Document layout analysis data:
● ● ● ●

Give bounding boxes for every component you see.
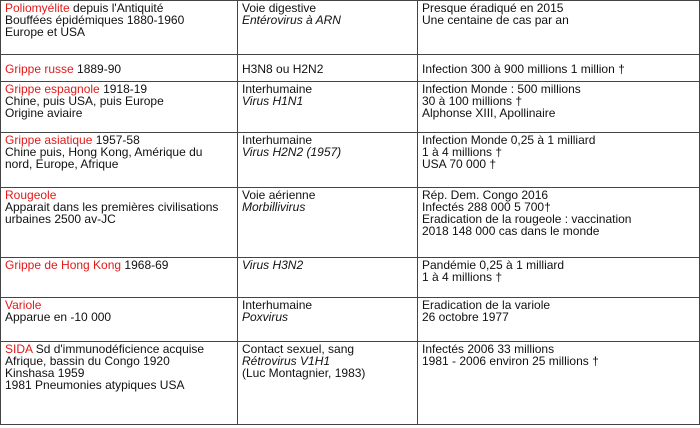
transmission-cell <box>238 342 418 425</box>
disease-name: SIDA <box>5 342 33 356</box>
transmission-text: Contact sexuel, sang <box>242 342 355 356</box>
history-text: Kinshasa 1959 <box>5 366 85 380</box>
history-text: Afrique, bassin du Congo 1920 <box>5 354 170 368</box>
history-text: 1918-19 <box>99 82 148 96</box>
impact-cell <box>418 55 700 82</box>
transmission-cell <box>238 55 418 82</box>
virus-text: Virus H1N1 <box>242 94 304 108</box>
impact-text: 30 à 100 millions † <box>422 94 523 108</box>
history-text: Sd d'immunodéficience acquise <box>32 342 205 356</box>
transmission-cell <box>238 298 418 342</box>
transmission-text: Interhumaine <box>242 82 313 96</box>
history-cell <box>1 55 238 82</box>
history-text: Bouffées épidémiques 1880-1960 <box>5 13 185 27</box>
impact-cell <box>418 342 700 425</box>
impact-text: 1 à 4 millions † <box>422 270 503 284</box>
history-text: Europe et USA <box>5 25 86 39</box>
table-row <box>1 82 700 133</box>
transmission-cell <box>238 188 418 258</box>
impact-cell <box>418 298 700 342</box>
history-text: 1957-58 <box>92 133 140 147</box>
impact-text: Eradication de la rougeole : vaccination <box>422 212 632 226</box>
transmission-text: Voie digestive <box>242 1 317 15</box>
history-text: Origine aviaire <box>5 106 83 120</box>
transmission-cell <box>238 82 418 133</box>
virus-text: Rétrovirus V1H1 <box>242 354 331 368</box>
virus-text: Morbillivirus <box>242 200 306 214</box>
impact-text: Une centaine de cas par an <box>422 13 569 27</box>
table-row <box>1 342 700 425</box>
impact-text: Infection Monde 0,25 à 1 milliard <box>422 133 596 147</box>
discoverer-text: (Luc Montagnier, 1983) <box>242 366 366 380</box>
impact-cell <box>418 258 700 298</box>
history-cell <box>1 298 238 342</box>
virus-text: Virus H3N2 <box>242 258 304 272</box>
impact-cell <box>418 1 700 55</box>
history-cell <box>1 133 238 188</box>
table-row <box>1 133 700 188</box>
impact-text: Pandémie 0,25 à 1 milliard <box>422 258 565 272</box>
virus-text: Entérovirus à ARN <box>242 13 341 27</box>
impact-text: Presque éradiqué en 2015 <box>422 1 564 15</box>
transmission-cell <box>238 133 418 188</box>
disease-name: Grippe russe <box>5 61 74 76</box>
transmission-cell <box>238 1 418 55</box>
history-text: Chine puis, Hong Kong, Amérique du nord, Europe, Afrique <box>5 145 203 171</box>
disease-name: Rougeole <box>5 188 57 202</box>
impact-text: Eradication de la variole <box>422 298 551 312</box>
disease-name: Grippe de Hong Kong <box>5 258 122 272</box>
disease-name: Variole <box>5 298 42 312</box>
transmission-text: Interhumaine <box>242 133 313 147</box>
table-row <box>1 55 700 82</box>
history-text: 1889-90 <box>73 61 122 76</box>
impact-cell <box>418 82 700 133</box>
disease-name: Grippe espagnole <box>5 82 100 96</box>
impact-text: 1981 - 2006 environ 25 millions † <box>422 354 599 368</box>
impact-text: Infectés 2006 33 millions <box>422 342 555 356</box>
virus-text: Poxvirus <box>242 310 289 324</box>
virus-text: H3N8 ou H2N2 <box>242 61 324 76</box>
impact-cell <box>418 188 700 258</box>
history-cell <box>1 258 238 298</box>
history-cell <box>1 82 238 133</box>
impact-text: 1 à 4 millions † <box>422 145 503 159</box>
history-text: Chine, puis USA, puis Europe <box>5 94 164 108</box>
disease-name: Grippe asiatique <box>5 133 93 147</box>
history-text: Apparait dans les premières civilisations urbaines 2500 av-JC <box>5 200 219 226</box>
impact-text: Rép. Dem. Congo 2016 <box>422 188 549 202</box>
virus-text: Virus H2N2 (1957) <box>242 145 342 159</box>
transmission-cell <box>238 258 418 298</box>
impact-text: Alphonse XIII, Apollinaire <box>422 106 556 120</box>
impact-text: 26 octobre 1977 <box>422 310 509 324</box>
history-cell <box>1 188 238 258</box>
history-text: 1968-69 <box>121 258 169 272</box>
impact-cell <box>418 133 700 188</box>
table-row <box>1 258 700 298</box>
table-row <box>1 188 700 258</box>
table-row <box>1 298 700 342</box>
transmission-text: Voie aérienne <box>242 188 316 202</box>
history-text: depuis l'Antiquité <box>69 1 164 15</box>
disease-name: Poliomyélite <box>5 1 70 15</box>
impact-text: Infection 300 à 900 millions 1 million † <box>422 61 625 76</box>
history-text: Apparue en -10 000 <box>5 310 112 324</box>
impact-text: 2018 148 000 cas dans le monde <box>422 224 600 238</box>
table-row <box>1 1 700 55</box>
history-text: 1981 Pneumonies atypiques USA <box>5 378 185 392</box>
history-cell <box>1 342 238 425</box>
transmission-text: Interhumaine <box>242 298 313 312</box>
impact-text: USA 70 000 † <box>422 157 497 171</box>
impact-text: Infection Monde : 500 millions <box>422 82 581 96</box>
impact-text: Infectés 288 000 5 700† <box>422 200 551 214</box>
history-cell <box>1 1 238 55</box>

● ● ● ●

Problem to work on →
Find each line in the records that includes the word "table". Report the total and nothing more.

Output for this exercise →
8